Stored data entries
## Start
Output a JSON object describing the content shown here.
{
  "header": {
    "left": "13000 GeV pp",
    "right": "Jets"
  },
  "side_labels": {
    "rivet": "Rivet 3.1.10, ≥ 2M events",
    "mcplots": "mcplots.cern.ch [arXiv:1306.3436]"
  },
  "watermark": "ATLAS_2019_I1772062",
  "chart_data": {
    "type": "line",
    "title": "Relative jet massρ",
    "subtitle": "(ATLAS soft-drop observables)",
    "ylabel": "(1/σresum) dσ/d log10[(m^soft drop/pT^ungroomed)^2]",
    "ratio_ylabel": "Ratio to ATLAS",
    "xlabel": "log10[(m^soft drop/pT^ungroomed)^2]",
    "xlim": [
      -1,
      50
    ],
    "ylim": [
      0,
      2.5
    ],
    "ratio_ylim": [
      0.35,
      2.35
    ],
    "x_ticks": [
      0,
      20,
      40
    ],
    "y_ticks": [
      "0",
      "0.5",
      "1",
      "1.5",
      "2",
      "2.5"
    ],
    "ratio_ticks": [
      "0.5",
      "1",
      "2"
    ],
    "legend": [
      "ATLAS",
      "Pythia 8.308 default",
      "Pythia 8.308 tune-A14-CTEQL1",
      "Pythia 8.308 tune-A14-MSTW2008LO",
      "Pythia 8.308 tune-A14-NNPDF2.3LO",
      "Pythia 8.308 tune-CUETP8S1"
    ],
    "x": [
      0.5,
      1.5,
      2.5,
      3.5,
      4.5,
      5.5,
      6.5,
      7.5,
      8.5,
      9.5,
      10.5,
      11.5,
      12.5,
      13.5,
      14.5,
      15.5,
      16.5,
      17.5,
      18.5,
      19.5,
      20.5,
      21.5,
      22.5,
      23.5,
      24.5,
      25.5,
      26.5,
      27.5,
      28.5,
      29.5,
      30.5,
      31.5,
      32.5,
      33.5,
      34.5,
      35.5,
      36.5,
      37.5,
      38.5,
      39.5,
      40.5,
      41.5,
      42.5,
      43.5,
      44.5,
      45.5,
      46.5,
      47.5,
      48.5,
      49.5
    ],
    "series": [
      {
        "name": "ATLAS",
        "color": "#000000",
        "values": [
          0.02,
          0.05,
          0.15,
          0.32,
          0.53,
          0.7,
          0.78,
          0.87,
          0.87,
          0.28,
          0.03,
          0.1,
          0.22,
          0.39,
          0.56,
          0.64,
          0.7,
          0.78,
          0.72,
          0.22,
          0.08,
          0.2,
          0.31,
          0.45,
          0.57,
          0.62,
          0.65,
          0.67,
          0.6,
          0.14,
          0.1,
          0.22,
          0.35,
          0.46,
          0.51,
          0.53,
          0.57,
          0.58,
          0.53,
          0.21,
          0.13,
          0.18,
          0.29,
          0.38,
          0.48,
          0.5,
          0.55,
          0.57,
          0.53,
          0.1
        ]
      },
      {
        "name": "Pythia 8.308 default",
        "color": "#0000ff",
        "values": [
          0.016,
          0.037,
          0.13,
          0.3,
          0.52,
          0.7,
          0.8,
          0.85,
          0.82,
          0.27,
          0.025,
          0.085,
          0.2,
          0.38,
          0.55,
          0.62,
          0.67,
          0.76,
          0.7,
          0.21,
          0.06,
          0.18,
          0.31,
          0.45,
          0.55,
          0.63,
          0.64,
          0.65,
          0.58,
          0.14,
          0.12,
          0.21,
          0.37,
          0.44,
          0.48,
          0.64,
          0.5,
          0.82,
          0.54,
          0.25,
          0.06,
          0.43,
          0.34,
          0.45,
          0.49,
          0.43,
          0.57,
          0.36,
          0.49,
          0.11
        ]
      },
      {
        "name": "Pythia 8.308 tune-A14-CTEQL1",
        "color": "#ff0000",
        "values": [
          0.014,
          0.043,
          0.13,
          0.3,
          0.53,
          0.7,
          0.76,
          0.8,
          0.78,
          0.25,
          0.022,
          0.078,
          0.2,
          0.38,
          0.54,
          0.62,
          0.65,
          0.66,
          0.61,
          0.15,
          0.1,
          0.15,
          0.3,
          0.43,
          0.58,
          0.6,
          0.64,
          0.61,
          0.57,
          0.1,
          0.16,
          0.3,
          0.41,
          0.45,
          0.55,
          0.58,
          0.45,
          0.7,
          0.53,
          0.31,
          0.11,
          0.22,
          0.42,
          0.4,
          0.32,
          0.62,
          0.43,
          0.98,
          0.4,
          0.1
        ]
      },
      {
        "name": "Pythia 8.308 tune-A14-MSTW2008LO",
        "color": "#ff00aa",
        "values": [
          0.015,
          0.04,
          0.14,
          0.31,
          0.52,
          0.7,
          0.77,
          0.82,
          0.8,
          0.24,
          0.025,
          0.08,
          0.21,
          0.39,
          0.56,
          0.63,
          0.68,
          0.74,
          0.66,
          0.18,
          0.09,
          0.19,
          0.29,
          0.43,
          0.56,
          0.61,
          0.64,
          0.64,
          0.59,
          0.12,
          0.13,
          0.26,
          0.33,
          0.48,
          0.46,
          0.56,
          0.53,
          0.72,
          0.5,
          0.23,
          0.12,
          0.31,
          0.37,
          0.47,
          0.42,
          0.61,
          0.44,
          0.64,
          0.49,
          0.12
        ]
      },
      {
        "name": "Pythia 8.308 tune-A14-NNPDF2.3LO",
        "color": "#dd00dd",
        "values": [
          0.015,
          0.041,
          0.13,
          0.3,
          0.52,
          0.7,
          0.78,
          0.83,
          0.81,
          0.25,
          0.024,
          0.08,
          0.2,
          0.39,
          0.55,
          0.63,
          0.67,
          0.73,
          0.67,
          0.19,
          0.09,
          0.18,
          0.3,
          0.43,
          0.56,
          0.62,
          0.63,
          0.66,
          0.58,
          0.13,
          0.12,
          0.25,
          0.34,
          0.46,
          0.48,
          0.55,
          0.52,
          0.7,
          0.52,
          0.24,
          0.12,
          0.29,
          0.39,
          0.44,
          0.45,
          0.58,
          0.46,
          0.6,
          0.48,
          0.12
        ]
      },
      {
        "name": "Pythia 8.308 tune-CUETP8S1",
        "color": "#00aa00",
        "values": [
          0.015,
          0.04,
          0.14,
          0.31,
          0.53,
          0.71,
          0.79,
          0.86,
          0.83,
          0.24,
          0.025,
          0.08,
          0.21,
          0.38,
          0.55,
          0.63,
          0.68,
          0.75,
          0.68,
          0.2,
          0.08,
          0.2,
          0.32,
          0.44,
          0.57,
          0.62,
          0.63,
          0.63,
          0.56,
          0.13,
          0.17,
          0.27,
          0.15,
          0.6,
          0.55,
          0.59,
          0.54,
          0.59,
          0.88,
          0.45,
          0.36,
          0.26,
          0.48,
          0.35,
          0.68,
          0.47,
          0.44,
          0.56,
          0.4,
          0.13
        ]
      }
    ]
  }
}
## End
**Description of the task**
Copy out the material word for word and line for line.

**Exercise answer**
Output a JSON object describing the content shown here.
{
  "header": {
    "left": "13000 GeV pp",
    "right": "Jets"
  },
  "side_labels": {
    "rivet": "Rivet 3.1.10, ≥ 2M events",
    "mcplots": "mcplots.cern.ch [arXiv:1306.3436]"
  },
  "watermark": "ATLAS_2019_I1772062",
  "chart_data": {
    "type": "line",
    "title": "Relative jet massρ",
    "subtitle": "(ATLAS soft-drop observables)",
    "ylabel": "(1/σresum) dσ/d log10[(m^soft drop/pT^ungroomed)^2]",
    "ratio_ylabel": "Ratio to ATLAS",
    "xlabel": "log10[(m^soft drop/pT^ungroomed)^2]",
    "xlim": [
      -1,
      50
    ],
    "ylim": [
      0,
      2.5
    ],
    "ratio_ylim": [
      0.35,
      2.35
    ],
    "x_ticks": [
      0,
      20,
      40
    ],
    "y_ticks": [
      "0",
      "0.5",
      "1",
      "1.5",
      "2",
      "2.5"
    ],
    "ratio_ticks": [
      "0.5",
      "1",
      "2"
    ],
    "legend": [
      "ATLAS",
      "Pythia 8.308 default",
      "Pythia 8.308 tune-A14-CTEQL1",
      "Pythia 8.308 tune-A14-MSTW2008LO",
      "Pythia 8.308 tune-A14-NNPDF2.3LO",
      "Pythia 8.308 tune-CUETP8S1"
    ],
    "x": [
      0.5,
      1.5,
      2.5,
      3.5,
      4.5,
      5.5,
      6.5,
      7.5,
      8.5,
      9.5,
      10.5,
      11.5,
      12.5,
      13.5,
      14.5,
      15.5,
      16.5,
      17.5,
      18.5,
      19.5,
      20.5,
      21.5,
      22.5,
      23.5,
      24.5,
      25.5,
      26.5,
      27.5,
      28.5,
      29.5,
      30.5,
      31.5,
      32.5,
      33.5,
      34.5,
      35.5,
      36.5,
      37.5,
      38.5,
      39.5,
      40.5,
      41.5,
      42.5,
      43.5,
      44.5,
      45.5,
      46.5,
      47.5,
      48.5,
      49.5
    ],
    "series": [
      {
        "name": "ATLAS",
        "color": "#000000",
        "values": [
          0.02,
          0.05,
          0.15,
          0.32,
          0.53,
          0.7,
          0.78,
          0.87,
          0.87,
          0.28,
          0.03,
          0.1,
          0.22,
          0.39,
          0.56,
          0.64,
          0.7,
          0.78,
          0.72,
          0.22,
          0.08,
          0.2,
          0.31,
          0.45,
          0.57,
          0.62,
          0.65,
          0.67,
          0.6,
          0.14,
          0.1,
          0.22,
          0.35,
          0.46,
          0.51,
          0.53,
          0.57,
          0.58,
          0.53,
          0.21,
          0.13,
          0.18,
          0.29,
          0.38,
          0.48,
          0.5,
          0.55,
          0.57,
          0.53,
          0.1
        ]
      },
      {
        "name": "Pythia 8.308 default",
        "color": "#0000ff",
        "values": [
          0.016,
          0.037,
          0.13,
          0.3,
          0.52,
          0.7,
          0.8,
          0.85,
          0.82,
          0.27,
          0.025,
          0.085,
          0.2,
          0.38,
          0.55,
          0.62,
          0.67,
          0.76,
          0.7,
          0.21,
          0.06,
          0.18,
          0.31,
          0.45,
          0.55,
          0.63,
          0.64,
          0.65,
          0.58,
          0.14,
          0.12,
          0.21,
          0.37,
          0.44,
          0.48,
          0.64,
          0.5,
          0.82,
          0.54,
          0.25,
          0.06,
          0.43,
          0.34,
          0.45,
          0.49,
          0.43,
          0.57,
          0.36,
          0.49,
          0.11
        ]
      },
      {
        "name": "Pythia 8.308 tune-A14-CTEQL1",
        "color": "#ff0000",
        "values": [
          0.014,
          0.043,
          0.13,
          0.3,
          0.53,
          0.7,
          0.76,
          0.8,
          0.78,
          0.25,
          0.022,
          0.078,
          0.2,
          0.38,
          0.54,
          0.62,
          0.65,
          0.66,
          0.61,
          0.15,
          0.1,
          0.15,
          0.3,
          0.43,
          0.58,
          0.6,
          0.64,
          0.61,
          0.57,
          0.1,
          0.16,
          0.3,
          0.41,
          0.45,
          0.55,
          0.58,
          0.45,
          0.7,
          0.53,
          0.31,
          0.11,
          0.22,
          0.42,
          0.4,
          0.32,
          0.62,
          0.43,
          0.98,
          0.4,
          0.1
        ]
      },
      {
        "name": "Pythia 8.308 tune-A14-MSTW2008LO",
        "color": "#ff00aa",
        "values": [
          0.015,
          0.04,
          0.14,
          0.31,
          0.52,
          0.7,
          0.77,
          0.82,
          0.8,
          0.24,
          0.025,
          0.08,
          0.21,
          0.39,
          0.56,
          0.63,
          0.68,
          0.74,
          0.66,
          0.18,
          0.09,
          0.19,
          0.29,
          0.43,
          0.56,
          0.61,
          0.64,
          0.64,
          0.59,
          0.12,
          0.13,
          0.26,
          0.33,
          0.48,
          0.46,
          0.56,
          0.53,
          0.72,
          0.5,
          0.23,
          0.12,
          0.31,
          0.37,
          0.47,
          0.42,
          0.61,
          0.44,
          0.64,
          0.49,
          0.12
        ]
      },
      {
        "name": "Pythia 8.308 tune-A14-NNPDF2.3LO",
        "color": "#dd00dd",
        "values": [
          0.015,
          0.041,
          0.13,
          0.3,
          0.52,
          0.7,
          0.78,
          0.83,
          0.81,
          0.25,
          0.024,
          0.08,
          0.2,
          0.39,
          0.55,
          0.63,
          0.67,
          0.73,
          0.67,
          0.19,
          0.09,
          0.18,
          0.3,
          0.43,
          0.56,
          0.62,
          0.63,
          0.66,
          0.58,
          0.13,
          0.12,
          0.25,
          0.34,
          0.46,
          0.48,
          0.55,
          0.52,
          0.7,
          0.52,
          0.24,
          0.12,
          0.29,
          0.39,
          0.44,
          0.45,
          0.58,
          0.46,
          0.6,
          0.48,
          0.12
        ]
      },
      {
        "name": "Pythia 8.308 tune-CUETP8S1",
        "color": "#00aa00",
        "values": [
          0.015,
          0.04,
          0.14,
          0.31,
          0.53,
          0.71,
          0.79,
          0.86,
          0.83,
          0.24,
          0.025,
          0.08,
          0.21,
          0.38,
          0.55,
          0.63,
          0.68,
          0.75,
          0.68,
          0.2,
          0.08,
          0.2,
          0.32,
          0.44,
          0.57,
          0.62,
          0.63,
          0.63,
          0.56,
          0.13,
          0.17,
          0.27,
          0.15,
          0.6,
          0.55,
          0.59,
          0.54,
          0.59,
          0.88,
          0.45,
          0.36,
          0.26,
          0.48,
          0.35,
          0.68,
          0.47,
          0.44,
          0.56,
          0.4,
          0.13
        ]
      }
    ]
  }
}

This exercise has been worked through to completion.